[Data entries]
+ + + + + + +

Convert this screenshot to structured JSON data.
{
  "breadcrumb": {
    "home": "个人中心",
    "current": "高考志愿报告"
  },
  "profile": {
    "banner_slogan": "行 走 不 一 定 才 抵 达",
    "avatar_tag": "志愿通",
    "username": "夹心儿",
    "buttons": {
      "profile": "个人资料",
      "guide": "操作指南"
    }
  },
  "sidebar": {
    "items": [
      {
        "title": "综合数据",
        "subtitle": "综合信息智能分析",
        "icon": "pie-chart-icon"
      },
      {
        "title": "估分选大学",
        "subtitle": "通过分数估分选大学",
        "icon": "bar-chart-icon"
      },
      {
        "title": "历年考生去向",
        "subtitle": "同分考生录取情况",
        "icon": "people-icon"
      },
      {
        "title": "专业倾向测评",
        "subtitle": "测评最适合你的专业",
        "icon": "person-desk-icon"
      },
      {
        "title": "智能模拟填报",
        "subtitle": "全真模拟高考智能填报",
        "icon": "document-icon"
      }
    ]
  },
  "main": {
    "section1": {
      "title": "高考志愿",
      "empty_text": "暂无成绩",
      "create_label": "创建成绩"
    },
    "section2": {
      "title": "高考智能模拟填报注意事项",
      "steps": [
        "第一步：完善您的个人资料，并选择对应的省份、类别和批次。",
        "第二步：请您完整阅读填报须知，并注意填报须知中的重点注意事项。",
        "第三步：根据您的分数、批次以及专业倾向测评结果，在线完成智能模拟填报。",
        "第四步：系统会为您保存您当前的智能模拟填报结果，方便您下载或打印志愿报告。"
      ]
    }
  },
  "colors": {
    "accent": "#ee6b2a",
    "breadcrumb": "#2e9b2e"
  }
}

+ + + + + + +

#### [What is needed]
Every record shown above should be written out again exactly.

#### [Result for this exercise]
Convert this screenshot to structured JSON data.
{
  "breadcrumb": {
    "home": "个人中心",
    "current": "高考志愿报告"
  },
  "profile": {
    "banner_slogan": "行 走 不 一 定 才 抵 达",
    "avatar_tag": "志愿通",
    "username": "夹心儿",
    "buttons": {
      "profile": "个人资料",
      "guide": "操作指南"
    }
  },
  "sidebar": {
    "items": [
      {
        "title": "综合数据",
        "subtitle": "综合信息智能分析",
        "icon": "pie-chart-icon"
      },
      {
        "title": "估分选大学",
        "subtitle": "通过分数估分选大学",
        "icon": "bar-chart-icon"
      },
      {
        "title": "历年考生去向",
        "subtitle": "同分考生录取情况",
        "icon": "people-icon"
      },
      {
        "title": "专业倾向测评",
        "subtitle": "测评最适合你的专业",
        "icon": "person-desk-icon"
      },
      {
        "title": "智能模拟填报",
        "subtitle": "全真模拟高考智能填报",
        "icon": "document-icon"
      }
    ]
  },
  "main": {
    "section1": {
      "title": "高考志愿",
      "empty_text": "暂无成绩",
      "create_label": "创建成绩"
    },
    "section2": {
      "title": "高考智能模拟填报注意事项",
      "steps": [
        "第一步：完善您的个人资料，并选择对应的省份、类别和批次。",
        "第二步：请您完整阅读填报须知，并注意填报须知中的重点注意事项。",
        "第三步：根据您的分数、批次以及专业倾向测评结果，在线完成智能模拟填报。",
        "第四步：系统会为您保存您当前的智能模拟填报结果，方便您下载或打印志愿报告。"
      ]
    }
  },
  "colors": {
    "accent": "#ee6b2a",
    "breadcrumb": "#2e9b2e"
  }
}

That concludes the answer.